PROBLEM DETAILS
Please tally the lines in the data below that include the string "title", and reply with only the total.

++++++++++++++++++++

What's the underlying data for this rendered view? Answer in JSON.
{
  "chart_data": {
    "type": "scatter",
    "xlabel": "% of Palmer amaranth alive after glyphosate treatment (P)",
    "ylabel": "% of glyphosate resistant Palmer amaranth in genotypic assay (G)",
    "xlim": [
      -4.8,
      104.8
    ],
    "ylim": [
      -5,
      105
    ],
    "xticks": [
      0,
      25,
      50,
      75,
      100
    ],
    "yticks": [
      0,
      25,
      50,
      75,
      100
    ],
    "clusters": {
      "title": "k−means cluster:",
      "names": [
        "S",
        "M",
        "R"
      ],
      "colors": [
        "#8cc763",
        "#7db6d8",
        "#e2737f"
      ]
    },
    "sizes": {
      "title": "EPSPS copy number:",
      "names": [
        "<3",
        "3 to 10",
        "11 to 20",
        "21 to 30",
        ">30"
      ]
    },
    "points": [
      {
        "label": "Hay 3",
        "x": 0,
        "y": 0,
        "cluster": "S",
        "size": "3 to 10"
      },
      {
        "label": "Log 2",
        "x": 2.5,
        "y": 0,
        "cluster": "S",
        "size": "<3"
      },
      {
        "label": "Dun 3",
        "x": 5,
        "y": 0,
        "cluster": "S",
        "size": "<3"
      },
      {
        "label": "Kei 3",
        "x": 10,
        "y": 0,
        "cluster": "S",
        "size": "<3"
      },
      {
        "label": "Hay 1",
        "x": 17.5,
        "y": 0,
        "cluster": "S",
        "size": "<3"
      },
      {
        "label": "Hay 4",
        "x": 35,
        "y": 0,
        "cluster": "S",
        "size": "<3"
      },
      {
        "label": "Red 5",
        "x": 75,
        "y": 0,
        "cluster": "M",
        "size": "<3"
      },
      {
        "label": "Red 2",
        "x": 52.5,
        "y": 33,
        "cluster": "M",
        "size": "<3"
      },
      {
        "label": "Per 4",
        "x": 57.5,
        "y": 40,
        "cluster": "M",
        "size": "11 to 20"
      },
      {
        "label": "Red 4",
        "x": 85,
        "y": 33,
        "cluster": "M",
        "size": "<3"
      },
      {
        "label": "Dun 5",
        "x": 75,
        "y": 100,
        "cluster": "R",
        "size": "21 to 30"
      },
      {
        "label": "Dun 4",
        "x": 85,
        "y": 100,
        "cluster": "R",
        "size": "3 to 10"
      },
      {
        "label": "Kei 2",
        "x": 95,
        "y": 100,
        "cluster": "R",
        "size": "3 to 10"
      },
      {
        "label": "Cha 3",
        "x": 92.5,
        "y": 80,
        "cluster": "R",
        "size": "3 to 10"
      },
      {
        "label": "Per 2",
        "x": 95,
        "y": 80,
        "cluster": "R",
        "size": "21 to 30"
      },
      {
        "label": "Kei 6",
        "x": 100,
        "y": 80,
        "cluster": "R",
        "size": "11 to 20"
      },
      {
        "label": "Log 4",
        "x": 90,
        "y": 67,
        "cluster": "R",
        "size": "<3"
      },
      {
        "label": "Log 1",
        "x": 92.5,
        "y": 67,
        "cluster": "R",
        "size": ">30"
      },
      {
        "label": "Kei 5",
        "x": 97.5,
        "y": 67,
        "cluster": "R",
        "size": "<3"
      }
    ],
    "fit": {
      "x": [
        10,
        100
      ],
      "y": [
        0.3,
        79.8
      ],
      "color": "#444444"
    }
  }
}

++++++++++++++++++++

REPLY
2